┌────────

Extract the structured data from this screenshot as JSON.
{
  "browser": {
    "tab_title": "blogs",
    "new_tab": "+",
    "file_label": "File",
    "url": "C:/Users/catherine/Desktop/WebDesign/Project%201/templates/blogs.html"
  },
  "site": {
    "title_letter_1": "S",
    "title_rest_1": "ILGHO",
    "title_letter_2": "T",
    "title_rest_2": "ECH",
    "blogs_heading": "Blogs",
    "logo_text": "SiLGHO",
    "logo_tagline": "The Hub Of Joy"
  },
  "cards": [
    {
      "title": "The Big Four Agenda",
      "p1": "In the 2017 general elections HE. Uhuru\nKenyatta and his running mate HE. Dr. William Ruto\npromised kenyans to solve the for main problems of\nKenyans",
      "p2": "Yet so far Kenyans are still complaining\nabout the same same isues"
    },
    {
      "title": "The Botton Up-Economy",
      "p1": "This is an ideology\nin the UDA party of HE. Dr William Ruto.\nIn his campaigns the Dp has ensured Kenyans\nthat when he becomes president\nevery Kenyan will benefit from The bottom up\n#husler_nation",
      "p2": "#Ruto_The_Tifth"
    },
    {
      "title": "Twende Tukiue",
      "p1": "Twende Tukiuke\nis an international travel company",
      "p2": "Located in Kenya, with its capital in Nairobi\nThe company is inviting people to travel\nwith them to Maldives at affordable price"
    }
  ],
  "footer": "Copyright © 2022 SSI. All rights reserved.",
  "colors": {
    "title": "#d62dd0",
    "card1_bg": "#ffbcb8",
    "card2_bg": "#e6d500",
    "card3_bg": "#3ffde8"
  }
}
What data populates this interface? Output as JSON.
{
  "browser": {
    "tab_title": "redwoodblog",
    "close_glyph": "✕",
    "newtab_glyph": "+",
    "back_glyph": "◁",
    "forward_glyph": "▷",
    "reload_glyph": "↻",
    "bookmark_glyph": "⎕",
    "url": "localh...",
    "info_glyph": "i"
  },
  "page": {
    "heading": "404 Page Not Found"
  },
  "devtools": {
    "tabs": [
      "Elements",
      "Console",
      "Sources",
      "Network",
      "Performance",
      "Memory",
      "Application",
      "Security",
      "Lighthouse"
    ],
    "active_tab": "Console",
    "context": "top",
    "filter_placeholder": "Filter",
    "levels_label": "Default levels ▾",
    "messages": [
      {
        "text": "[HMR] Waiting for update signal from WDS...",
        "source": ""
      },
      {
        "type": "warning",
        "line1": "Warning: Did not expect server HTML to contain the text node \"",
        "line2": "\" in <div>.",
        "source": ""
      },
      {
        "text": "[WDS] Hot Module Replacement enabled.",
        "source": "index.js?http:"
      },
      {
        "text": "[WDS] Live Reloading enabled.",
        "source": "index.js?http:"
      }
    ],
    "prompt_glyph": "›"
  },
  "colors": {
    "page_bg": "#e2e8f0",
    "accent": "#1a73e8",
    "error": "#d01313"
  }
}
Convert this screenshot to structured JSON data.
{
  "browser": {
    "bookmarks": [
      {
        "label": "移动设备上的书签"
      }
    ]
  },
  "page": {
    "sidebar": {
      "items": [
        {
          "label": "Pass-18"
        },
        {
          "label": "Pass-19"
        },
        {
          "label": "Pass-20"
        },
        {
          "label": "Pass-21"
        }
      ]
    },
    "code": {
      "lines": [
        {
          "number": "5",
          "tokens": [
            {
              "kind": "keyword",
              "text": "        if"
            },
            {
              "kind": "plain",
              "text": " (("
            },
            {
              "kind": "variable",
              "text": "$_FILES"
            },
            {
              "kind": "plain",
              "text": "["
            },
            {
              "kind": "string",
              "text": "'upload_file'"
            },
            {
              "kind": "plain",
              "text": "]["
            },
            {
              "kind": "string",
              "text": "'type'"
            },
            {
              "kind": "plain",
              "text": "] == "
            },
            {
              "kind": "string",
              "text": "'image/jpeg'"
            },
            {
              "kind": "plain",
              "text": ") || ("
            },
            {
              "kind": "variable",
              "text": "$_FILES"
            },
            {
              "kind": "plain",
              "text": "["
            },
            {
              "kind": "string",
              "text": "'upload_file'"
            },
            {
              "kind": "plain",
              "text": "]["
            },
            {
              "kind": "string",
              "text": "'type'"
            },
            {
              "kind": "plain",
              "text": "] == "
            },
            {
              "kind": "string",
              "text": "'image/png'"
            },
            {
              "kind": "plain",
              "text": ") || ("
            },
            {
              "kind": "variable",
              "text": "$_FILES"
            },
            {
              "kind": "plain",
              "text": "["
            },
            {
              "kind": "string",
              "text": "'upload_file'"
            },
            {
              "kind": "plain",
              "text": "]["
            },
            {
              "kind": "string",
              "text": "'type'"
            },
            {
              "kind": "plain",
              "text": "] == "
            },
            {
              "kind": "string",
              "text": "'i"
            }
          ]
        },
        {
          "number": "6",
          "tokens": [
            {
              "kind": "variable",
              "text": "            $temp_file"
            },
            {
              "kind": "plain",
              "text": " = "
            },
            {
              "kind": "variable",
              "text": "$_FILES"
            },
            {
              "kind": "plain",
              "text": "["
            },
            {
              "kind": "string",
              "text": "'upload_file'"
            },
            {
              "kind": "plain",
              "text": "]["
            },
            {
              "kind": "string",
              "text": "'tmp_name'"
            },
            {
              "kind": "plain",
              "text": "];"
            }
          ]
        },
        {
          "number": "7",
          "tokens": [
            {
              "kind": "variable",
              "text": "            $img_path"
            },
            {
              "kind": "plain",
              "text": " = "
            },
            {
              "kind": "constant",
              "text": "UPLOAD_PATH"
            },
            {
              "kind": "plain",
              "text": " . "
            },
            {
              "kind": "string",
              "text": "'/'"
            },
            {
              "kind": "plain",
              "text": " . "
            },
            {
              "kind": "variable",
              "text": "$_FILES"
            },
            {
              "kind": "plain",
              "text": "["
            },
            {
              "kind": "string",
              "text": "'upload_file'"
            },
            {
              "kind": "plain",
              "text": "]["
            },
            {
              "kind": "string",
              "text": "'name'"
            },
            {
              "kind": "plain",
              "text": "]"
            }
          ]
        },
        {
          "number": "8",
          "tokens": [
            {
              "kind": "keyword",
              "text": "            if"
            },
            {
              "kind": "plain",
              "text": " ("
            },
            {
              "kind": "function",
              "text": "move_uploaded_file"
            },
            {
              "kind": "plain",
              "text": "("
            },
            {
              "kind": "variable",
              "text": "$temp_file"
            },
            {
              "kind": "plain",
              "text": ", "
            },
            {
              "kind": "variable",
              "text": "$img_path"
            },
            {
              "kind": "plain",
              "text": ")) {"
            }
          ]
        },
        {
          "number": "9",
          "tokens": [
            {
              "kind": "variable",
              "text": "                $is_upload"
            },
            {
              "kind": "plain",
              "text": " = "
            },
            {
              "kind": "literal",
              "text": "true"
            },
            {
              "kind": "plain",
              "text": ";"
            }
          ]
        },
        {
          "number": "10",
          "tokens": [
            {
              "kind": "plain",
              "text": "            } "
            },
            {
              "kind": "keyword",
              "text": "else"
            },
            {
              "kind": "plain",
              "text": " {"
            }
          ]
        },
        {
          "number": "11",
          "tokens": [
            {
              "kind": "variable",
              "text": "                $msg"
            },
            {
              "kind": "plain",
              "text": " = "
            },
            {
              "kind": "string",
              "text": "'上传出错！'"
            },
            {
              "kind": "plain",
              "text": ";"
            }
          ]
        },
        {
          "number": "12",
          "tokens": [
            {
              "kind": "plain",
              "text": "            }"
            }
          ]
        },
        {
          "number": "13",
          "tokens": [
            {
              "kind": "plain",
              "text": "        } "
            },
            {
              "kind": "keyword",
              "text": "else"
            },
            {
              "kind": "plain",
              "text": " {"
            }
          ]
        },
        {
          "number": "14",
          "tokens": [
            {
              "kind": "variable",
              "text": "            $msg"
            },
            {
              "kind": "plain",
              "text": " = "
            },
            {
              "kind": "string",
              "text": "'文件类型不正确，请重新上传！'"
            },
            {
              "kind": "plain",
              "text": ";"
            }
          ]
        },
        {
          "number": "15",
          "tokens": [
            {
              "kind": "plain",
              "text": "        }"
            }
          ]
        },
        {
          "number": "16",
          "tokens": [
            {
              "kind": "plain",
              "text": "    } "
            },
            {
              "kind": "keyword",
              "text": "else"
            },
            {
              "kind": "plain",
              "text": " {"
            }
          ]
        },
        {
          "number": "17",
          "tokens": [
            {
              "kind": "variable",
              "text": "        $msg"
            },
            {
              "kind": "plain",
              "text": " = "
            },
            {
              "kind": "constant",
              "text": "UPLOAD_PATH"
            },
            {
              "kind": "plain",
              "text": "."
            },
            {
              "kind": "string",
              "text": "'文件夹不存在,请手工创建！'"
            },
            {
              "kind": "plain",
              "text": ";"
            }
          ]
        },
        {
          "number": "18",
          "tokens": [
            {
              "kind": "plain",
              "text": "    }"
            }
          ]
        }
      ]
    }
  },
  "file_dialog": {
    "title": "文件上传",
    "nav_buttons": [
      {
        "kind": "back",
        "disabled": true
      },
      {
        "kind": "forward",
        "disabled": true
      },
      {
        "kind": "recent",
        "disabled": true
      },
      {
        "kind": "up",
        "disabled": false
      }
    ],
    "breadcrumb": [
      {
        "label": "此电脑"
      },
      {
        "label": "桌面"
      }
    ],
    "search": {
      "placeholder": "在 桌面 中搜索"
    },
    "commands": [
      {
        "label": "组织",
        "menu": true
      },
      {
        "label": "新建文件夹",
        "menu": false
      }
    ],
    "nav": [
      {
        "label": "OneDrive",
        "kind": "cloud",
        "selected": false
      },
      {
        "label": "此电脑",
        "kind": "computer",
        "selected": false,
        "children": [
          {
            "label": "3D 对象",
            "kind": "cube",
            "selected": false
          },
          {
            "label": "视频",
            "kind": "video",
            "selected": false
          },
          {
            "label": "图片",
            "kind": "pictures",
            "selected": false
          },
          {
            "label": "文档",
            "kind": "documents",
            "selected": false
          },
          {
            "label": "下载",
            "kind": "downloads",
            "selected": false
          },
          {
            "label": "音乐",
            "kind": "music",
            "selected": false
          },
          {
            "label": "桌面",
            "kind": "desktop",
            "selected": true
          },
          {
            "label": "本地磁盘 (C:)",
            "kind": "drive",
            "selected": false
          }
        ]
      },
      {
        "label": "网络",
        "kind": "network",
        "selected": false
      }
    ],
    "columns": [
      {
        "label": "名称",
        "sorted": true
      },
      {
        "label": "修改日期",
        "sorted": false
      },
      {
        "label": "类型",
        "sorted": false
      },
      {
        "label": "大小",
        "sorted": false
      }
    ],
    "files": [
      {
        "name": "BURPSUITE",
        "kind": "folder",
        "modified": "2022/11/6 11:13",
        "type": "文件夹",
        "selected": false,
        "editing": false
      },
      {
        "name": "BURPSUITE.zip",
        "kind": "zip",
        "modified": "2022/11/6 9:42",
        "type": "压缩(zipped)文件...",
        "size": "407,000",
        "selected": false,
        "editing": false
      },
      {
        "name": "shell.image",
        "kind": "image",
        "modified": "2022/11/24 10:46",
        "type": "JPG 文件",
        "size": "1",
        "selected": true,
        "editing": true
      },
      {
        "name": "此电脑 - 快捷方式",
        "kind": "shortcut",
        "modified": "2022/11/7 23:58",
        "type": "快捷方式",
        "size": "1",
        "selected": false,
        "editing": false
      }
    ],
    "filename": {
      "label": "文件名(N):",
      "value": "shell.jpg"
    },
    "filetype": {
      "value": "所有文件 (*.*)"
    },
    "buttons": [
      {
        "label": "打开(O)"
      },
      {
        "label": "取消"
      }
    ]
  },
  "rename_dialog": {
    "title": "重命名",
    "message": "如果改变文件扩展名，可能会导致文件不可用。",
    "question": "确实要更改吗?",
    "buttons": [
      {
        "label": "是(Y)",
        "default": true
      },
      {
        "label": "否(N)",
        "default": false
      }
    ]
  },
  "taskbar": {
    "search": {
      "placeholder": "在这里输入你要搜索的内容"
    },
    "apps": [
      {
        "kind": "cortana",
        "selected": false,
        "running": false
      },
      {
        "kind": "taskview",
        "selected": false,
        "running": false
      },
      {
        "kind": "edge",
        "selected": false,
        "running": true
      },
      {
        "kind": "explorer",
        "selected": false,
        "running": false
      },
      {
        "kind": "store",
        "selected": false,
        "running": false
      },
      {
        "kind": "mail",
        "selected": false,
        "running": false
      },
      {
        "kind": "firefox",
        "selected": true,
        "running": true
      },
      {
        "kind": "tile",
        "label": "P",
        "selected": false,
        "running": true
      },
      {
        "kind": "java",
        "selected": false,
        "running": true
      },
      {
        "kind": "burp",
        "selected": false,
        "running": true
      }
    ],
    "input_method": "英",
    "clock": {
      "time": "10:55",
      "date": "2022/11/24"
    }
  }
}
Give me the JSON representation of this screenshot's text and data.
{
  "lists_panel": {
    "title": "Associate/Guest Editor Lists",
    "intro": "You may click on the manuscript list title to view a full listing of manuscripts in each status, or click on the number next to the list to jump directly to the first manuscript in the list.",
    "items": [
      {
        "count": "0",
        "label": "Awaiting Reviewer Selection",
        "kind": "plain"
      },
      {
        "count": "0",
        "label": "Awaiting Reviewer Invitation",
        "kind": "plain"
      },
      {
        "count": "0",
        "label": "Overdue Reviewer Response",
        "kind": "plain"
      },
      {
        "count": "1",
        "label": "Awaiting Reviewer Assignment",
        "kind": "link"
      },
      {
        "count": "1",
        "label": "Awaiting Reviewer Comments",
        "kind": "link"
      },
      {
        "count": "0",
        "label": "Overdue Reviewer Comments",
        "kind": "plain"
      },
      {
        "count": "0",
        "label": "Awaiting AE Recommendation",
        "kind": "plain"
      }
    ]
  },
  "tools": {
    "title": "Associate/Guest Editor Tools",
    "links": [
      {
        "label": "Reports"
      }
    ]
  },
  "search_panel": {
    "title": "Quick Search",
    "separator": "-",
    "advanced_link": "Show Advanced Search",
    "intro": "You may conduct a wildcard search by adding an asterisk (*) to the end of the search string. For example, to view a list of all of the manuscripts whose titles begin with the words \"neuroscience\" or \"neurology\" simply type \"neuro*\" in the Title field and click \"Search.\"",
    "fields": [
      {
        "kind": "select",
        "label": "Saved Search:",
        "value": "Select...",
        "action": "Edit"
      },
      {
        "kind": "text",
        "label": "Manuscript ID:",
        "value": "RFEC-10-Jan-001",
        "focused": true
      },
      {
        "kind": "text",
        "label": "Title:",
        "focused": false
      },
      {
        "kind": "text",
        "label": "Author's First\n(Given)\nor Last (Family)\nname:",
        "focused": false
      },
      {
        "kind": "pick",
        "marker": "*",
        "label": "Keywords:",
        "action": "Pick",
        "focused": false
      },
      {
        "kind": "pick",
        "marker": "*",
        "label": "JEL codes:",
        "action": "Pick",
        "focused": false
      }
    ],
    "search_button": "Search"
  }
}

└────────

▶ _Exercise task_
Copy each line of the listing in which the word "manuscripts" can be found.

▶ _Written answer_
    "intro": "You may click on the manuscript list title to view a full listing of manuscripts in each status, or click on the number next to the list to jump directly to the first manuscript in the list.",
    "intro": "You may conduct a wildcard search by adding an asterisk (*) to the end of the search string. For example, to view a list of all of the manuscripts whose titles begin with the words \"neuroscience\" or \"neurology\" simply type \"neuro*\" in the Title field and click \"Search.\"",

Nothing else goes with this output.